# Exercise task
Gather the lines below that include the string "Tapp", copying each in full.

# Material shown
>> Begin
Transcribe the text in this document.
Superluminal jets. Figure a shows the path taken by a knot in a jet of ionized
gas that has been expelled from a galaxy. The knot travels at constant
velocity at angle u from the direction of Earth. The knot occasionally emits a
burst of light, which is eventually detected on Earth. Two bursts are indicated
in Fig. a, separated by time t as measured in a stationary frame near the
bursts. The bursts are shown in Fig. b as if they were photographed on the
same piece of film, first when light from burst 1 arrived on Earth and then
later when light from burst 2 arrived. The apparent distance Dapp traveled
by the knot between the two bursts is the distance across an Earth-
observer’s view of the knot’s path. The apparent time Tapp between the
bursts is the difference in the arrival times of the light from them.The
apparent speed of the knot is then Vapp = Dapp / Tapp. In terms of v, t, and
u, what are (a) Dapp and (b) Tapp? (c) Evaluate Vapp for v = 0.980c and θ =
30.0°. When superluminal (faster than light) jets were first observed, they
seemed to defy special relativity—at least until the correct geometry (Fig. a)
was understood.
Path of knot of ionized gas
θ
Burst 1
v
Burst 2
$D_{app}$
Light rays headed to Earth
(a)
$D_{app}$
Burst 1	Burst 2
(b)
>> End
# Finished task
observer’s view of the knot’s path. The apparent time Tapp between the
apparent speed of the knot is then Vapp = Dapp / Tapp. In terms of v, t, and
u, what are (a) Dapp and (b) Tapp? (c) Evaluate Vapp for v = 0.980c and θ =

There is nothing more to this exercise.